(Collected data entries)
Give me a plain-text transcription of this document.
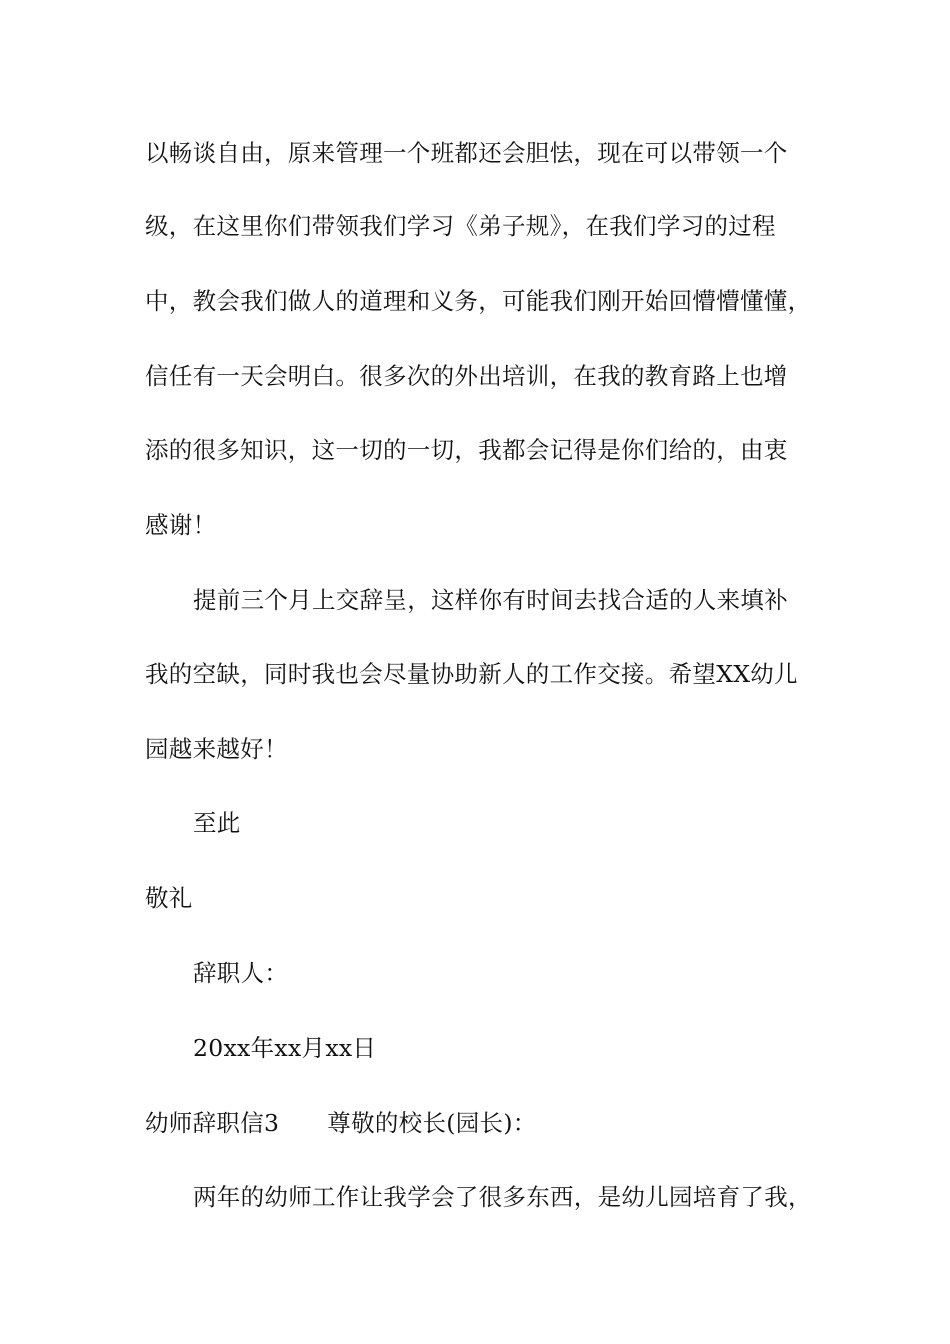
以畅谈自由，原来管理一个班都还会胆怯，现在可以带领一个
级，在这里你们带领我们学习《弟子规》，在我们学习的过程
中，教会我们做人的道理和义务，可能我们刚开始回懵懵懂懂，
信任有一天会明白。很多次的外出培训，在我的教育路上也增
添的很多知识，这一切的一切，我都会记得是你们给的，由衷
感谢！
提前三个月上交辞呈，这样你有时间去找合适的人来填补
我的空缺，同时我也会尽量协助新人的工作交接。希望XX幼儿
园越来越好！
至此
敬礼
辞职人：
20xx年xx月xx日
幼师辞职信3 尊敬的校长(园长)：
两年的幼师工作让我学会了很多东西，是幼儿园培育了我，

▶ [What the task requires]: Excluding the pictures, reproduce every entry exactly as given.

▶ [Correct output]:
Give me a plain-text transcription of this document.
以畅谈自由，原来管理一个班都还会胆怯，现在可以带领一个
级，在这里你们带领我们学习《弟子规》，在我们学习的过程
中，教会我们做人的道理和义务，可能我们刚开始回懵懵懂懂，
信任有一天会明白。很多次的外出培训，在我的教育路上也增
添的很多知识，这一切的一切，我都会记得是你们给的，由衷
感谢！
提前三个月上交辞呈，这样你有时间去找合适的人来填补
我的空缺，同时我也会尽量协助新人的工作交接。希望XX幼儿
园越来越好！
至此
敬礼
辞职人：
20xx年xx月xx日
幼师辞职信3 尊敬的校长(园长)：
两年的幼师工作让我学会了很多东西，是幼儿园培育了我，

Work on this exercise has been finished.